Request => Write out the data below exactly as given, without any of its pictures.
------------------------------------------------------------
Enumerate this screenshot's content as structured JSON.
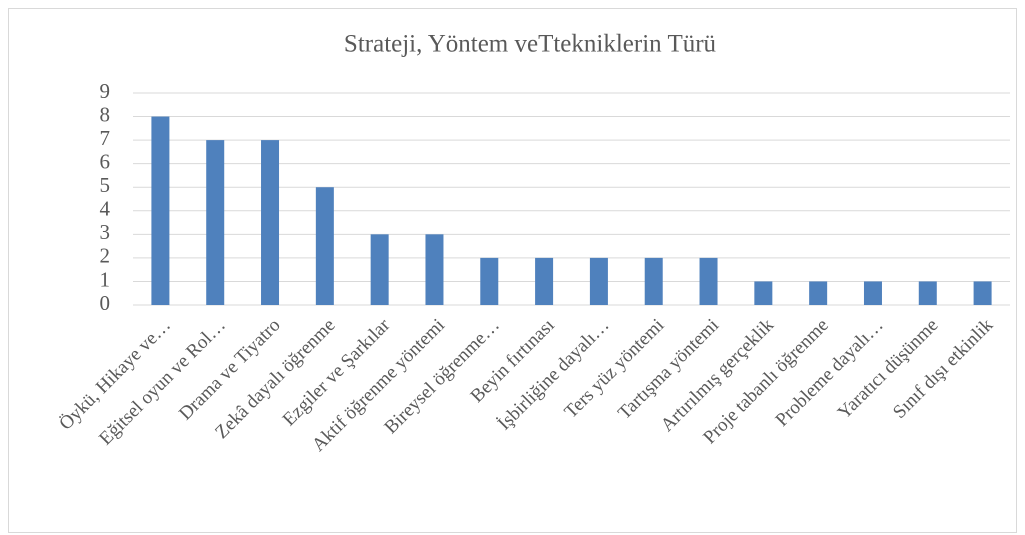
{
  "chart_data": {
    "type": "bar",
    "title": "Strateji, Yöntem veTteknikl­erin Türü",
    "categories": [
      "Öykü, Hikaye ve…",
      "Eğitsel oyun ve Rol…",
      "Drama ve Tiyatro",
      "Zekâ dayalı öğrenme",
      "Ezgiler ve Şarkılar",
      "Aktif öğrenme yöntemi",
      "Bireysel öğrenme…",
      "Beyin fırtınası",
      "İşbirliğine dayalı…",
      "Ters yüz yöntemi",
      "Tartışma yöntemi",
      "Artırılmış gerçeklik",
      "Proje tabanlı öğrenme",
      "Probleme dayalı…",
      "Yaratıcı düşünme",
      "Sınıf dışı etkinlik"
    ],
    "values": [
      8,
      7,
      7,
      5,
      3,
      3,
      2,
      2,
      2,
      2,
      2,
      1,
      1,
      1,
      1,
      1
    ],
    "color": "#4f81bd",
    "ylim": [
      0,
      9
    ],
    "yticks": [
      0,
      1,
      2,
      3,
      4,
      5,
      6,
      7,
      8,
      9
    ],
    "grid": true
  }
}
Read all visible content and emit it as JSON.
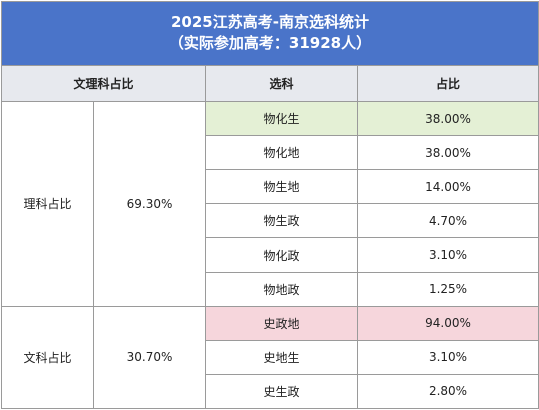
{
  "title": {
    "line1": "2025江苏高考-南京选科统计",
    "line2": "（实际参加高考：31928人）"
  },
  "headers": {
    "category": "文理科占比",
    "subject": "选科",
    "ratio": "占比"
  },
  "groups": [
    {
      "label": "理科占比",
      "percent": "69.30%",
      "rows": [
        {
          "subject": "物化生",
          "ratio": "38.00%",
          "highlight": "#e4f0d5"
        },
        {
          "subject": "物化地",
          "ratio": "38.00%"
        },
        {
          "subject": "物生地",
          "ratio": "14.00%"
        },
        {
          "subject": "物生政",
          "ratio": "4.70%"
        },
        {
          "subject": "物化政",
          "ratio": "3.10%"
        },
        {
          "subject": "物地政",
          "ratio": "1.25%"
        }
      ]
    },
    {
      "label": "文科占比",
      "percent": "30.70%",
      "rows": [
        {
          "subject": "史政地",
          "ratio": "94.00%",
          "highlight": "#f6d6dc"
        },
        {
          "subject": "史地生",
          "ratio": "3.10%"
        },
        {
          "subject": "史生政",
          "ratio": "2.80%"
        }
      ]
    }
  ],
  "colors": {
    "title_background": "#4a74c9",
    "header_background": "#e7e9ee",
    "grid": "#9a9a9a"
  }
}
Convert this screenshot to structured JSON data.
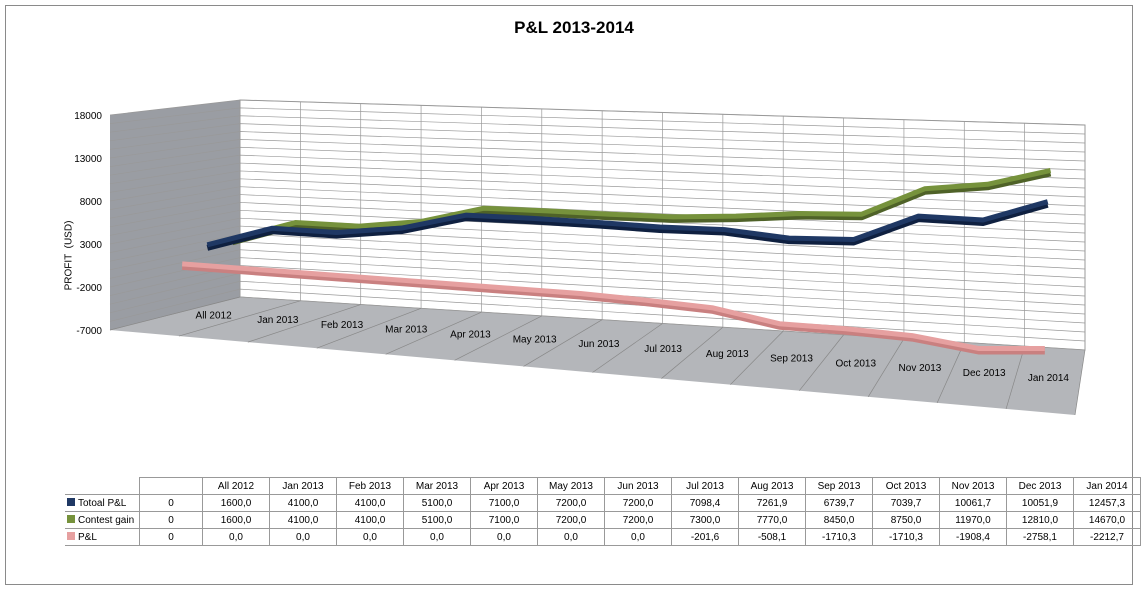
------------------------------------------------------------
Exercise answer =>
Enumerate this screenshot's content as structured JSON.
{
  "chart_data": {
    "type": "bar",
    "title": "Strateji, Yöntem veTteknikl­erin Türü",
    "categories": [
      "Öykü, Hikaye ve…",
      "Eğitsel oyun ve Rol…",
      "Drama ve Tiyatro",
      "Zekâ dayalı öğrenme",
      "Ezgiler ve Şarkılar",
      "Aktif öğrenme yöntemi",
      "Bireysel öğrenme…",
      "Beyin fırtınası",
      "İşbirliğine dayalı…",
      "Ters yüz yöntemi",
      "Tartışma yöntemi",
      "Artırılmış gerçeklik",
      "Proje tabanlı öğrenme",
      "Probleme dayalı…",
      "Yaratıcı düşünme",
      "Sınıf dışı etkinlik"
    ],
    "values": [
      8,
      7,
      7,
      5,
      3,
      3,
      2,
      2,
      2,
      2,
      2,
      1,
      1,
      1,
      1,
      1
    ],
    "color": "#4f81bd",
    "ylim": [
      0,
      9
    ],
    "yticks": [
      0,
      1,
      2,
      3,
      4,
      5,
      6,
      7,
      8,
      9
    ],
    "grid": true
  }
}
Read all visible content and emit it as JSON.
{
  "title": {
    "line1": "2025江苏高考-南京选科统计",
    "line2": "（实际参加高考：31928人）"
  },
  "headers": {
    "category": "文理科占比",
    "subject": "选科",
    "ratio": "占比"
  },
  "groups": [
    {
      "label": "理科占比",
      "percent": "69.30%",
      "rows": [
        {
          "subject": "物化生",
          "ratio": "38.00%",
          "highlight": "#e4f0d5"
        },
        {
          "subject": "物化地",
          "ratio": "38.00%"
        },
        {
          "subject": "物生地",
          "ratio": "14.00%"
        },
        {
          "subject": "物生政",
          "ratio": "4.70%"
        },
        {
          "subject": "物化政",
          "ratio": "3.10%"
        },
        {
          "subject": "物地政",
          "ratio": "1.25%"
        }
      ]
    },
    {
      "label": "文科占比",
      "percent": "30.70%",
      "rows": [
        {
          "subject": "史政地",
          "ratio": "94.00%",
          "highlight": "#f6d6dc"
        },
        {
          "subject": "史地生",
          "ratio": "3.10%"
        },
        {
          "subject": "史生政",
          "ratio": "2.80%"
        }
      ]
    }
  ],
  "colors": {
    "title_background": "#4a74c9",
    "header_background": "#e7e9ee",
    "grid": "#9a9a9a"
  }
}
Convert this screenshot to structured JSON data.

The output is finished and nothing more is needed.